[Dataset records]
● ● ● ● ●

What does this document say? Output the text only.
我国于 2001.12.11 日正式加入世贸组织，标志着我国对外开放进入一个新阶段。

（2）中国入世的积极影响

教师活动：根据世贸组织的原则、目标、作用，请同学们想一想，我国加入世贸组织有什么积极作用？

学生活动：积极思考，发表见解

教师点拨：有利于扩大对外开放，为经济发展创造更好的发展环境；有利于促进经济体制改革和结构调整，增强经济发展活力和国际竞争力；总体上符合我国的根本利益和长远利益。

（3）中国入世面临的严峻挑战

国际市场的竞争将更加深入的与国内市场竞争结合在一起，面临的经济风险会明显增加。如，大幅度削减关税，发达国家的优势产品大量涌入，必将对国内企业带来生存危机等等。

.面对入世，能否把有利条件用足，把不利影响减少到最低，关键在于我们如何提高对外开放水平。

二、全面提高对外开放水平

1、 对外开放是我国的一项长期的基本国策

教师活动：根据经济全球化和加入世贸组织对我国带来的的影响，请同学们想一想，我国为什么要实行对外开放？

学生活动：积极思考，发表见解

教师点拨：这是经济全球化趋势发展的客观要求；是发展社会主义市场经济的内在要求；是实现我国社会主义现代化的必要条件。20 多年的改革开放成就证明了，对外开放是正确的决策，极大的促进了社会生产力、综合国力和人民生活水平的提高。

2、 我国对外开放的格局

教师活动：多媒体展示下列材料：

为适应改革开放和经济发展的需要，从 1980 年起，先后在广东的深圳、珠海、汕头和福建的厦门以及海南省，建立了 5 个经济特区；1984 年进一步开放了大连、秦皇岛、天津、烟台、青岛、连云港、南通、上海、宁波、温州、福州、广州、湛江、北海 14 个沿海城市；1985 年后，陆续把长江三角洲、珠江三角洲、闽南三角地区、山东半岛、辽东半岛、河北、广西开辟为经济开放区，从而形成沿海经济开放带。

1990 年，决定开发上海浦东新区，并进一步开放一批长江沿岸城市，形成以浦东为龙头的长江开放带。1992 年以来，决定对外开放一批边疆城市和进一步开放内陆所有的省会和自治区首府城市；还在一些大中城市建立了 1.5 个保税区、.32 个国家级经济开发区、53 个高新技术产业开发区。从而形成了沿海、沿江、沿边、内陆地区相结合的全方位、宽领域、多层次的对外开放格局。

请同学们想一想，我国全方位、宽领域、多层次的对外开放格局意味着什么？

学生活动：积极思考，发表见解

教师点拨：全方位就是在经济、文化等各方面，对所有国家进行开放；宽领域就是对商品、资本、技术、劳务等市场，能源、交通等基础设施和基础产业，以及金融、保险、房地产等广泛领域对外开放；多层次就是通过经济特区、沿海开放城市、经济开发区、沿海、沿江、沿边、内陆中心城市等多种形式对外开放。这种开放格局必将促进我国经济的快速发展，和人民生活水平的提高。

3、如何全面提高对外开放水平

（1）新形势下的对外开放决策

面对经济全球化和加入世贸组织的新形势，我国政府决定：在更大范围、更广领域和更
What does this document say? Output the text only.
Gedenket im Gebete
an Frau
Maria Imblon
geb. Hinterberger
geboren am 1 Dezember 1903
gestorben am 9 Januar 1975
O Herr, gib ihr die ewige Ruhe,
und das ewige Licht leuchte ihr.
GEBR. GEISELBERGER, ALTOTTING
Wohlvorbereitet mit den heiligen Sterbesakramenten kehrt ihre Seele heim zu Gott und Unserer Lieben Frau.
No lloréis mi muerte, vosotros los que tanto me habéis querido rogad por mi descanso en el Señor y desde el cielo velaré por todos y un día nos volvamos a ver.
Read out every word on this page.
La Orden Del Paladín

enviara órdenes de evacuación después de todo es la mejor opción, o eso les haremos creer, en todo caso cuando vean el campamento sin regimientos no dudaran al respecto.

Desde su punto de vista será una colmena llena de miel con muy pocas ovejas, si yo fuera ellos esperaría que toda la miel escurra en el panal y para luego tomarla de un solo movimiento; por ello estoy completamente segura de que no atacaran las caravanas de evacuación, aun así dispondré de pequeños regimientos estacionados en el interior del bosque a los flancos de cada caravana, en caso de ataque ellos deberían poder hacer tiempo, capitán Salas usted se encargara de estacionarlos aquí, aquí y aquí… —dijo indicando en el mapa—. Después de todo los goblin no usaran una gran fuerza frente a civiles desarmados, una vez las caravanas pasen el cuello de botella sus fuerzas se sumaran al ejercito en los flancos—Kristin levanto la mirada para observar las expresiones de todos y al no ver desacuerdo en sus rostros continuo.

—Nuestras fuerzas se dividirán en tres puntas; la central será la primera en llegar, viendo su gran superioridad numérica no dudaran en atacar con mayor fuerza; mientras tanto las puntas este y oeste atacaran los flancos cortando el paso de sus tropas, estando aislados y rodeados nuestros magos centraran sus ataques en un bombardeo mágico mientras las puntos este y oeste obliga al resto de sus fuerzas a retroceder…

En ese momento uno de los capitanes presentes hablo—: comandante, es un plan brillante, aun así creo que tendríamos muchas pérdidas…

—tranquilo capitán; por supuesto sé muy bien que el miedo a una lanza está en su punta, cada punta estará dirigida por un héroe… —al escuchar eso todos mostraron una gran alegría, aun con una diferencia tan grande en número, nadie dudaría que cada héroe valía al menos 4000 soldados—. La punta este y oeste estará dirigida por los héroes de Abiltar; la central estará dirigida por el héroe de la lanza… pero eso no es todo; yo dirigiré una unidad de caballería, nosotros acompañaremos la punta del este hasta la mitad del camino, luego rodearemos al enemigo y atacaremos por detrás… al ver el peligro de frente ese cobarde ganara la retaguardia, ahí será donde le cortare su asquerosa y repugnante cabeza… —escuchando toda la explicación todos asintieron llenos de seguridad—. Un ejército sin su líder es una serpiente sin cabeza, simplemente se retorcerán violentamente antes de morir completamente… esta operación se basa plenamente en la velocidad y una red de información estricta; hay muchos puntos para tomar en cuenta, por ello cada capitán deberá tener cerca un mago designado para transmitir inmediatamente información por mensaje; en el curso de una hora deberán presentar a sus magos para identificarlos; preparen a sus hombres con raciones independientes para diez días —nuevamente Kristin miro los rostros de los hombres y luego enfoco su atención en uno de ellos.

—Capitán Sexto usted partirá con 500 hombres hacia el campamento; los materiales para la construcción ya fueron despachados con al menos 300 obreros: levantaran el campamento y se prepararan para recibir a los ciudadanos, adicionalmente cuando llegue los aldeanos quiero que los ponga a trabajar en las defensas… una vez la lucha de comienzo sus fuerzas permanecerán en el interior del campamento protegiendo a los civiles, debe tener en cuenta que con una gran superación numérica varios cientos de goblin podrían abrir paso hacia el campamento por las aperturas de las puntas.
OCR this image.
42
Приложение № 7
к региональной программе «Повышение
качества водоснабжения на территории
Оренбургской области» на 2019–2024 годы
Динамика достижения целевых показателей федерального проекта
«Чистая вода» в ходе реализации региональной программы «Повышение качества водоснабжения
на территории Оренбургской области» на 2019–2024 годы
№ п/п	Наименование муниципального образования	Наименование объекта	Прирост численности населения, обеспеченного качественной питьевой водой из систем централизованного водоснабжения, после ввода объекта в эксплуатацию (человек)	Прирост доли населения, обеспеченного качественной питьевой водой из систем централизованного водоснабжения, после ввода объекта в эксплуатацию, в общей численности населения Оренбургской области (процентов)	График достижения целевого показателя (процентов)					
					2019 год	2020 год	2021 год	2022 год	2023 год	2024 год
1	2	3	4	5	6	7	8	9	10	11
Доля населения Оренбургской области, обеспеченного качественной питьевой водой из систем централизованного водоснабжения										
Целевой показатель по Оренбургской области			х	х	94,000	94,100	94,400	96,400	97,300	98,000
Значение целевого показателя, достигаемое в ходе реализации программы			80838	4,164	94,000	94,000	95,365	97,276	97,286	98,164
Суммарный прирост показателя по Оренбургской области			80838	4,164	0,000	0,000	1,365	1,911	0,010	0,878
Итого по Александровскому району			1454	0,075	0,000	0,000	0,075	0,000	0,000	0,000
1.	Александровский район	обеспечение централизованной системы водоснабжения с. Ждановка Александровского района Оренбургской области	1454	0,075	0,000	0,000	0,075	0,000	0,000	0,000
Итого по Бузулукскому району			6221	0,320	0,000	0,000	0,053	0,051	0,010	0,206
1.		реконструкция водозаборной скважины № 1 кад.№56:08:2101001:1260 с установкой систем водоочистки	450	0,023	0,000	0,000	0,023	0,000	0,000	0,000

● ● ● ● ●

*Job*.
List all lines in the material containing the string "региональной".

*Result of this exercise*.
к региональной программе «Повышение
«Чистая вода» в ходе реализации региональной программы «Повышение качества водоснабжения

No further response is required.